## START SUPPLIED DATA

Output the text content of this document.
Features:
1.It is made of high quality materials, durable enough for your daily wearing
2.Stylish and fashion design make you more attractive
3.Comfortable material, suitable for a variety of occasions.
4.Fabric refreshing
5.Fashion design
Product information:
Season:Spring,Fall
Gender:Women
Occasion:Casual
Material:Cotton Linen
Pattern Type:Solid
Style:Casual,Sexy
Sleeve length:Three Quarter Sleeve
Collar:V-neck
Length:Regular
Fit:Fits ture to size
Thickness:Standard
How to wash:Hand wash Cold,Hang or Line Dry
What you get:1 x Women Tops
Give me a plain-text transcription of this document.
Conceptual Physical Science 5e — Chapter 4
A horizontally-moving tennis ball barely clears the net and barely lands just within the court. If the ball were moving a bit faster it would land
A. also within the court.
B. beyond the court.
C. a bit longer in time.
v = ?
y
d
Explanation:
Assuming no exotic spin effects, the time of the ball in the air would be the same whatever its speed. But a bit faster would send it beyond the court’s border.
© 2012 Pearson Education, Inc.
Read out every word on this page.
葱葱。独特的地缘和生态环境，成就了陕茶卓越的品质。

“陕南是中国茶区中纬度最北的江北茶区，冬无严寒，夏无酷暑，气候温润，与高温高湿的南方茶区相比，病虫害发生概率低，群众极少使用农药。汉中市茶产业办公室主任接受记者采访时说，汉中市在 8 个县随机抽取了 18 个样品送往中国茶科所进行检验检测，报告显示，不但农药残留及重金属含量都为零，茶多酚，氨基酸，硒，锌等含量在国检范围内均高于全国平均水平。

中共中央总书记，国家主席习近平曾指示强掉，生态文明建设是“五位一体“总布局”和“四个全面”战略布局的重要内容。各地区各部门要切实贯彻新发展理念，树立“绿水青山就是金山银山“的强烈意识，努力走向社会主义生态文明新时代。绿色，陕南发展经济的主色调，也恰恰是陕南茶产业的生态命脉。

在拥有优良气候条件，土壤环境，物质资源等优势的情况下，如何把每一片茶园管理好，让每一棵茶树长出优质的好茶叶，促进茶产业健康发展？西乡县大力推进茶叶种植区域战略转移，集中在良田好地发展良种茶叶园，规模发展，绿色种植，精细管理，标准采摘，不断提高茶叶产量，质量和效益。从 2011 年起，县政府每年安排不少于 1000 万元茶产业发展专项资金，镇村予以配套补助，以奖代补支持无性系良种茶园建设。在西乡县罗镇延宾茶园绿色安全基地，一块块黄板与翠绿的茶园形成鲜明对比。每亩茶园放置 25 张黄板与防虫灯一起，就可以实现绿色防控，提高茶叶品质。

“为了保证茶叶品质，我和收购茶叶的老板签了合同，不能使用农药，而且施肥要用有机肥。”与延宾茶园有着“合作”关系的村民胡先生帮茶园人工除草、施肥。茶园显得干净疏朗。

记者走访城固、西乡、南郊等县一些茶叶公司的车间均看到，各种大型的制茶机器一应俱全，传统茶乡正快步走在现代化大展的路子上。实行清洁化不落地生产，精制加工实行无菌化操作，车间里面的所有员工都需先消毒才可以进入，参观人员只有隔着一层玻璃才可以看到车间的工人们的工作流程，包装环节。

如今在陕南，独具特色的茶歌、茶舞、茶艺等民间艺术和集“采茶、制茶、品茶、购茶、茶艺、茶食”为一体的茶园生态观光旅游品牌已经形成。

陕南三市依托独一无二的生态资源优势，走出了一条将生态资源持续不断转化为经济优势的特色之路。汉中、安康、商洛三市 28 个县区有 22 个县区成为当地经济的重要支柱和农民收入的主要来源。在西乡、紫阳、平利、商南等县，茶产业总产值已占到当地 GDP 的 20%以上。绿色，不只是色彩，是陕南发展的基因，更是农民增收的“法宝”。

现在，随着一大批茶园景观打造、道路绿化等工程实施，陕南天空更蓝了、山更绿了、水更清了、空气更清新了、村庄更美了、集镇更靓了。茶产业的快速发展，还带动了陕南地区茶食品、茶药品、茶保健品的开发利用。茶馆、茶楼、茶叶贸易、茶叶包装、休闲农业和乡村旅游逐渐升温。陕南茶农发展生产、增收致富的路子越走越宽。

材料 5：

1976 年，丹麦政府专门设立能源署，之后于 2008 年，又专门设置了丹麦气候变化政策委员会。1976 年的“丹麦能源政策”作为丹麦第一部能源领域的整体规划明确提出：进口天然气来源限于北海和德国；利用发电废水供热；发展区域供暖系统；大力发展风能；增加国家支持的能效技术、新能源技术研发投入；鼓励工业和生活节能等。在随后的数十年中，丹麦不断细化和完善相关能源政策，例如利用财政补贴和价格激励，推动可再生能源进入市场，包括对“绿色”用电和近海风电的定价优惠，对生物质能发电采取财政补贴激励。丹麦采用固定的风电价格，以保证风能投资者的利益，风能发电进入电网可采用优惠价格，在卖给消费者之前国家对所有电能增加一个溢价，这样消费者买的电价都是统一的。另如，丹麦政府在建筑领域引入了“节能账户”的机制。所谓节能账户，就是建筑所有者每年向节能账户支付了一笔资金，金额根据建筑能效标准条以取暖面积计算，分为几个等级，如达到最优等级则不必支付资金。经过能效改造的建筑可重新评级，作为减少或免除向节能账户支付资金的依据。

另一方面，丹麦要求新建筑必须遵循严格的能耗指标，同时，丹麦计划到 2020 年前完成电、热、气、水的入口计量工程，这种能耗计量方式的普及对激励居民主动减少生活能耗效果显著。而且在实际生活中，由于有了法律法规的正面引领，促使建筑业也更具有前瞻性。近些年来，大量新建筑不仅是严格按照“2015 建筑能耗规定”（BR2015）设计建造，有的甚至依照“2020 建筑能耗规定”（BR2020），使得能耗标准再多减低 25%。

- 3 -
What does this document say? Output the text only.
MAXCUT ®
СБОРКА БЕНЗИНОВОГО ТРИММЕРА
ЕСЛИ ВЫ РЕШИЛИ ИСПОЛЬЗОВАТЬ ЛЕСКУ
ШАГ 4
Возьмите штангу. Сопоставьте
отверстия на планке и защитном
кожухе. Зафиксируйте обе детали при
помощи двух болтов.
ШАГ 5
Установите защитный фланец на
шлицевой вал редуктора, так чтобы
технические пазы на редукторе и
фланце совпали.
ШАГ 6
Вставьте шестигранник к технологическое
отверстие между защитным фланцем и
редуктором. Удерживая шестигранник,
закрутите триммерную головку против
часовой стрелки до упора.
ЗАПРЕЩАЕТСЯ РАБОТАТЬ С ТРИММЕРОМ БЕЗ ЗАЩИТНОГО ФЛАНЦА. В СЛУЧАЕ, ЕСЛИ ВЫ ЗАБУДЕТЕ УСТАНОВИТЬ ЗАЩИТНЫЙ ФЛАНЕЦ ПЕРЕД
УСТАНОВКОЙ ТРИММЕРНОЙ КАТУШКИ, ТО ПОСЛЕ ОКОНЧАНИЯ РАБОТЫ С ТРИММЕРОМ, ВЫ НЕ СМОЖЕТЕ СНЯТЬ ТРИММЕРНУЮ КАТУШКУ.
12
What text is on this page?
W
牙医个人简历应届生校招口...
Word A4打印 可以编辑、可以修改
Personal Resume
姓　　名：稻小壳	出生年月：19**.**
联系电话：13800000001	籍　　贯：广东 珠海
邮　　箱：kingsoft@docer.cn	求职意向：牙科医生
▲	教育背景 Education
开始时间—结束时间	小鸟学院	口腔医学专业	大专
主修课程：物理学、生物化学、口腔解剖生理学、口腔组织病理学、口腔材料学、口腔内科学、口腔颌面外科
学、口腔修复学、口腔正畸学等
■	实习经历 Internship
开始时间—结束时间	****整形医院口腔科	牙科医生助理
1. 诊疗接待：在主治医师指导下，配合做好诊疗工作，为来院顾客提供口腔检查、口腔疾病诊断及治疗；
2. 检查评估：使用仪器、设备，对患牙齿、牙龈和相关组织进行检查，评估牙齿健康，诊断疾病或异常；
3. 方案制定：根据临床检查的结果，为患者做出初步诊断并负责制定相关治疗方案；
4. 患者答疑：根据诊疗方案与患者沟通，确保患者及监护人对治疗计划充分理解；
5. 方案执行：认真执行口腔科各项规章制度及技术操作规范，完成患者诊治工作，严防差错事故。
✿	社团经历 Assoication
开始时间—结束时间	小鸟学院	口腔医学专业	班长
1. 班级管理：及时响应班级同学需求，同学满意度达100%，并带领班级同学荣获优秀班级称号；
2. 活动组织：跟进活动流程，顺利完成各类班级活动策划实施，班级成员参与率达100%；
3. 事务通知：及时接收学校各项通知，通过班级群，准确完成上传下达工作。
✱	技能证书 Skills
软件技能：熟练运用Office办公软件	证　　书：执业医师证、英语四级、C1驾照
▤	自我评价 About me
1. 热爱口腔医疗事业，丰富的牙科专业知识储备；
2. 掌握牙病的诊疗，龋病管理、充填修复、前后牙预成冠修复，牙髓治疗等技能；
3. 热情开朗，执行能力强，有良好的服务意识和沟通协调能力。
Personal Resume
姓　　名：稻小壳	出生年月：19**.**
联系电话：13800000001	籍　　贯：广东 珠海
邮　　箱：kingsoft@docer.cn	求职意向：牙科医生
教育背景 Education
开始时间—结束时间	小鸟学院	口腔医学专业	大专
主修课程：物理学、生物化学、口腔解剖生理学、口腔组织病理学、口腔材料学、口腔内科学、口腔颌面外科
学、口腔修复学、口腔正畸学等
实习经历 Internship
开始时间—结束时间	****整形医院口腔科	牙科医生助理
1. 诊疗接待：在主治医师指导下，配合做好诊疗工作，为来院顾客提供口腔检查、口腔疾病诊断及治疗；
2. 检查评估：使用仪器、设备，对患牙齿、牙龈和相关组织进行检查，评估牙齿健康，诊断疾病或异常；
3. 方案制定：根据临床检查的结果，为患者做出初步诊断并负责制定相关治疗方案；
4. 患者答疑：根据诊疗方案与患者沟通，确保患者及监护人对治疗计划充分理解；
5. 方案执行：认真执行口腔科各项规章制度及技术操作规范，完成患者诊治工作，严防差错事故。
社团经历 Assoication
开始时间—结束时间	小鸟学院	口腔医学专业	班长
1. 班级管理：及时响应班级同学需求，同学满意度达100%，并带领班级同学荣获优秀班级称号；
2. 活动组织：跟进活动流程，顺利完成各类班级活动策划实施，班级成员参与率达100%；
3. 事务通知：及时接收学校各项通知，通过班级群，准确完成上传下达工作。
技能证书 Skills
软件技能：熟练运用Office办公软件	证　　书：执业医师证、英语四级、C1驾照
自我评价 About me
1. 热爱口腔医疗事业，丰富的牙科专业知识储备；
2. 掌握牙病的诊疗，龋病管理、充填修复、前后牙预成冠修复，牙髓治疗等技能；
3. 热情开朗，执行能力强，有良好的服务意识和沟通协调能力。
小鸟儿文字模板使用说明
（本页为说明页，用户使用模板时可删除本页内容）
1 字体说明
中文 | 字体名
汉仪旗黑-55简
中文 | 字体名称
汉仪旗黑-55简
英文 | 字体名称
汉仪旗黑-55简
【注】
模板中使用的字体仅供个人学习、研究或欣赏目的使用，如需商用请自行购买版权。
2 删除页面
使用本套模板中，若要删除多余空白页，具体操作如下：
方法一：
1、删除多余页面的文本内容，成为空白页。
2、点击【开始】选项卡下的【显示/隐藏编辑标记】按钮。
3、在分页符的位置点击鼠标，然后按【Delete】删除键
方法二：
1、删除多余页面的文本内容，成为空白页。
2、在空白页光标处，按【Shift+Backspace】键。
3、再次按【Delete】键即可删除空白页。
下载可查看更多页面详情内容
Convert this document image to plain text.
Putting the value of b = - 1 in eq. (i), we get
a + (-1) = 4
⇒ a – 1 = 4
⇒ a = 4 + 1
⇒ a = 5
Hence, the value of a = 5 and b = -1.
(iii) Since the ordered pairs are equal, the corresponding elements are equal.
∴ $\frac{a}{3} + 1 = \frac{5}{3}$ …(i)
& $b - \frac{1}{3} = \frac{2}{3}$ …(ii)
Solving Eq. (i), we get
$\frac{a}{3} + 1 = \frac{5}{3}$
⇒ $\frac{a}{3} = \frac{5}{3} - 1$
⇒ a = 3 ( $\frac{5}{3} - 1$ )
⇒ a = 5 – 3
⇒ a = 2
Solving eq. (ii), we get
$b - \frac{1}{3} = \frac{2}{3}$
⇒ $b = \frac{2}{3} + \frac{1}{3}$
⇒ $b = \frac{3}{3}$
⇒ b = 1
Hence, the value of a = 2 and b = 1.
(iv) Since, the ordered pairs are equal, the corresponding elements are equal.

## END SUPPLIED DATA

#### [WORK INSTRUCTIONS]
Search the records for the word "ЕСЛИ". Copy every line that has it.

#### [OUTPUT]
ЕСЛИ ВЫ РЕШИЛИ ИСПОЛЬЗОВАТЬ ЛЕСКУ
ЗАПРЕЩАЕТСЯ РАБОТАТЬ С ТРИММЕРОМ БЕЗ ЗАЩИТНОГО ФЛАНЦА. В СЛУЧАЕ, ЕСЛИ ВЫ ЗАБУДЕТЕ УСТАНОВИТЬ ЗАЩИТНЫЙ ФЛАНЕЦ ПЕРЕД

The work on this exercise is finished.